Records provided:
--- Begin ---

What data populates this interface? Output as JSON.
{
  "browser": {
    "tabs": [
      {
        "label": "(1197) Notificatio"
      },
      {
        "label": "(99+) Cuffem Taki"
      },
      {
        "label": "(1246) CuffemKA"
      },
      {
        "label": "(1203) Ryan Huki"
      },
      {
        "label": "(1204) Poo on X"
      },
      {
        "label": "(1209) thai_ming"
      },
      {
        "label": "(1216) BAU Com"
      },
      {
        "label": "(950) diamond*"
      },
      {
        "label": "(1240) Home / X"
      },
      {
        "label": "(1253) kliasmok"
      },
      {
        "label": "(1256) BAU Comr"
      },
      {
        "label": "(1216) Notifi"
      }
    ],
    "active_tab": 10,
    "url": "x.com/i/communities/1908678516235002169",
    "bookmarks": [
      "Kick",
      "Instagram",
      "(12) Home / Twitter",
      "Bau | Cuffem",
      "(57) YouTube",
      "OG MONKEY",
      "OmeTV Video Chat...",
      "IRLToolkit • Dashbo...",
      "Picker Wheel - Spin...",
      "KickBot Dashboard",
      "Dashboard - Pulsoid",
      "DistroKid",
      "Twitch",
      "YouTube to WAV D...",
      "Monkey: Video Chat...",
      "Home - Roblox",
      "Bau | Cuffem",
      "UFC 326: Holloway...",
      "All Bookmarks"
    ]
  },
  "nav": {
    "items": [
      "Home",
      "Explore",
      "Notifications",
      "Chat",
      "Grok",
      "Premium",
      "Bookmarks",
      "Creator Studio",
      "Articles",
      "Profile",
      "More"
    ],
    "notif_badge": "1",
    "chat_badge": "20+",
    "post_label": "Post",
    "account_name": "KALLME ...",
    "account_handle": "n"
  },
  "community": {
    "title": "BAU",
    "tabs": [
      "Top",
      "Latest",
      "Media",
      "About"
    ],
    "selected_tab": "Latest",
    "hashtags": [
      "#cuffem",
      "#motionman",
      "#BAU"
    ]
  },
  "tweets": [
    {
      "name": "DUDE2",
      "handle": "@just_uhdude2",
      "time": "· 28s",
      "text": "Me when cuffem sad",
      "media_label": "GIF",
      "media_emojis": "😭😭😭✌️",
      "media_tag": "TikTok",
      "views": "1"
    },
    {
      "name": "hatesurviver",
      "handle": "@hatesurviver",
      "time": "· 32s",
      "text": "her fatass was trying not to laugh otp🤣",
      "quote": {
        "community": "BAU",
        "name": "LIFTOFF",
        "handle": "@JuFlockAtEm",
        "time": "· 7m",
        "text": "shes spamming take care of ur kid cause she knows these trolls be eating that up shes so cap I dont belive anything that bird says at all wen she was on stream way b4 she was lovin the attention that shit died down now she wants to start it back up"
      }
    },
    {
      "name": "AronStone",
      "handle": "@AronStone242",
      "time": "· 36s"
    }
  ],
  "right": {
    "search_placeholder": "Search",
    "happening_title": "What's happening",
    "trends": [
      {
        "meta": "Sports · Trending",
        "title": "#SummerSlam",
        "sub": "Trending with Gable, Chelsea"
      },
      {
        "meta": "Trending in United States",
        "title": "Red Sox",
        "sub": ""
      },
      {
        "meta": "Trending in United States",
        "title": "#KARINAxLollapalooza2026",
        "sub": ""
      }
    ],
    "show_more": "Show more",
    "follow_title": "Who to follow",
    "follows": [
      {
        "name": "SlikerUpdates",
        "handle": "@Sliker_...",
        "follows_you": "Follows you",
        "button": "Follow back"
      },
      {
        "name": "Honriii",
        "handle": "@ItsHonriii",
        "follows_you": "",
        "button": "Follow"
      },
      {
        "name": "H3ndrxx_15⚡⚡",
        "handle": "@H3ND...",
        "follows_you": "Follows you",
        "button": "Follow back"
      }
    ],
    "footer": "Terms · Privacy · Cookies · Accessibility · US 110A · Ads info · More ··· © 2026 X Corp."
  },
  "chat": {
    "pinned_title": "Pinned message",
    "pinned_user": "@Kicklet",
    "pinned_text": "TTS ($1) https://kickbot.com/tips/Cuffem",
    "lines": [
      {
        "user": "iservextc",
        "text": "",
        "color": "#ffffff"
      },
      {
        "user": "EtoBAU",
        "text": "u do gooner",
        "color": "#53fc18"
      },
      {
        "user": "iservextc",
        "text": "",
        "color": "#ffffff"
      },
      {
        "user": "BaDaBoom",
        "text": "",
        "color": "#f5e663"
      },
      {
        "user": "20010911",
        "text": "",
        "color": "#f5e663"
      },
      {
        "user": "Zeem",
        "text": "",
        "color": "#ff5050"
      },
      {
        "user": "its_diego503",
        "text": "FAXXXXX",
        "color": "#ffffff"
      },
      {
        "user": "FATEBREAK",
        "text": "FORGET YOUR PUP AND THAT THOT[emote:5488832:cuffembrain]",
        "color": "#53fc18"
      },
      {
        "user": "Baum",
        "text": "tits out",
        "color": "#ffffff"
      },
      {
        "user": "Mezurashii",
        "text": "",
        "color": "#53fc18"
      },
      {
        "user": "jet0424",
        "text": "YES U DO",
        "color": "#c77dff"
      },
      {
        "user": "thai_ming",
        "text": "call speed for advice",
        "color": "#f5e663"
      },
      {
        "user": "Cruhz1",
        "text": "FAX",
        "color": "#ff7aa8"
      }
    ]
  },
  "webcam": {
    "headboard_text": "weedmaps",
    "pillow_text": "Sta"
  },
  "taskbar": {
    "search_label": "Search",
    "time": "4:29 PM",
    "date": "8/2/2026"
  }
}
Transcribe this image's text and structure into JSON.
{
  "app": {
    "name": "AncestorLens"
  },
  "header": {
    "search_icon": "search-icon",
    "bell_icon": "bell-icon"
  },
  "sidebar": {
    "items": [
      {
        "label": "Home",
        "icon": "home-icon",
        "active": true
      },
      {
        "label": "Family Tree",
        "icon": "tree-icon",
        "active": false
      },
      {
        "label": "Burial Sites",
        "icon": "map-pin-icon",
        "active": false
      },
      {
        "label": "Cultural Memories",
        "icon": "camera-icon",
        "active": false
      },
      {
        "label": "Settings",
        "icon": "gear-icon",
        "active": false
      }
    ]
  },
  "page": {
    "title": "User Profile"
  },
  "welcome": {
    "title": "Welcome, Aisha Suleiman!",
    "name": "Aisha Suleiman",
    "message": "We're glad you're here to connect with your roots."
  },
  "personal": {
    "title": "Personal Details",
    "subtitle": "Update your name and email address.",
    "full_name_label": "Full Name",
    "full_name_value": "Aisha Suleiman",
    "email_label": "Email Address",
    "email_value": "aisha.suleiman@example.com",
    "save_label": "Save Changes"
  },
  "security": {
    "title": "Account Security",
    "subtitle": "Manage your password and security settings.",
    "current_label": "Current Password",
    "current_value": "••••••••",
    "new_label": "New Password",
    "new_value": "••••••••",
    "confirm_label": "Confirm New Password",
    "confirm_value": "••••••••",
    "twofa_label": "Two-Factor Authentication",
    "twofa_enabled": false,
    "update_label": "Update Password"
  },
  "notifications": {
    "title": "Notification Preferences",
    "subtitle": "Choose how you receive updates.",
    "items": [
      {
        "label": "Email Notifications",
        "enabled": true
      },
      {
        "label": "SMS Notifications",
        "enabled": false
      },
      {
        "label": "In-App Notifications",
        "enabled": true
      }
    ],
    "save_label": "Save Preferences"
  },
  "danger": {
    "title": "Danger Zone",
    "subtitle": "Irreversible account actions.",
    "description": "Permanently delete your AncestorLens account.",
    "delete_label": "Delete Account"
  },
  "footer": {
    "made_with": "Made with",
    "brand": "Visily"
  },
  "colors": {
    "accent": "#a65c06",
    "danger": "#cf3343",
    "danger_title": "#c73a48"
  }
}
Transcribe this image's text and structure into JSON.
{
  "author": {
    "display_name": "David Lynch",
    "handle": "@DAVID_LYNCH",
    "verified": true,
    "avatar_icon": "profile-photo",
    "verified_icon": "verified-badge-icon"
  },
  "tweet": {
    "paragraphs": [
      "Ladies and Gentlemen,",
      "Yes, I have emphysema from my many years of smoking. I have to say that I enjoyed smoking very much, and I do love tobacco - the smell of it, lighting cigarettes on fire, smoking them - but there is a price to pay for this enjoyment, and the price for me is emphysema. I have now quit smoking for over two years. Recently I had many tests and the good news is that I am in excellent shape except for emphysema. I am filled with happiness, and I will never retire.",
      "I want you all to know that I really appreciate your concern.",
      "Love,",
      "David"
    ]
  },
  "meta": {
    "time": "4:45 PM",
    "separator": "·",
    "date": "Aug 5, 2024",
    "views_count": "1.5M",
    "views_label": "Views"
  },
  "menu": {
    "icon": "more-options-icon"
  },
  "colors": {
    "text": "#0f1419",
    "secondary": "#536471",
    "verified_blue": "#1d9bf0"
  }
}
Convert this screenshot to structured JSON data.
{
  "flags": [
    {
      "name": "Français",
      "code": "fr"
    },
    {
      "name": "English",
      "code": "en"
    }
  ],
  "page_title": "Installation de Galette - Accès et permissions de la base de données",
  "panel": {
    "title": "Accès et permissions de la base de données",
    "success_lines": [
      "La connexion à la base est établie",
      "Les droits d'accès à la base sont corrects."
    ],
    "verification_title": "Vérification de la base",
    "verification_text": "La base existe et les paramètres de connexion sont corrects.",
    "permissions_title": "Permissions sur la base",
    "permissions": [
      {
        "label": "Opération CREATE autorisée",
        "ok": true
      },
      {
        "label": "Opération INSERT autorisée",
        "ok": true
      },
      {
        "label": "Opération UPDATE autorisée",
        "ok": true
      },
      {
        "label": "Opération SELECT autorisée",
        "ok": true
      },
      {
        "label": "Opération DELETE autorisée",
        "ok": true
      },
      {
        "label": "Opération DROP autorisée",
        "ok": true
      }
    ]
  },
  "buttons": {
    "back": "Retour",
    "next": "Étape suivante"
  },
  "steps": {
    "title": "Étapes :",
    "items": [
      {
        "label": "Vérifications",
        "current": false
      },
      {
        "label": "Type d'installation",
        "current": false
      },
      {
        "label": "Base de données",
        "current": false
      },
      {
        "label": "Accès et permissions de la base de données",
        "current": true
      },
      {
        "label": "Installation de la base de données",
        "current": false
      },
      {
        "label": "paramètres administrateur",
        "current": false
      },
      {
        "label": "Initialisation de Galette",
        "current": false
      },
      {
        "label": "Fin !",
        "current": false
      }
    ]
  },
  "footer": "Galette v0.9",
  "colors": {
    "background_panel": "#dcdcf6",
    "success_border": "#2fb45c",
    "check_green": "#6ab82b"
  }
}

--- End ---

Task prompt: Report the number of lines in the listing where the string "What" appears, and nothing besides.

Answer for this exercise: 2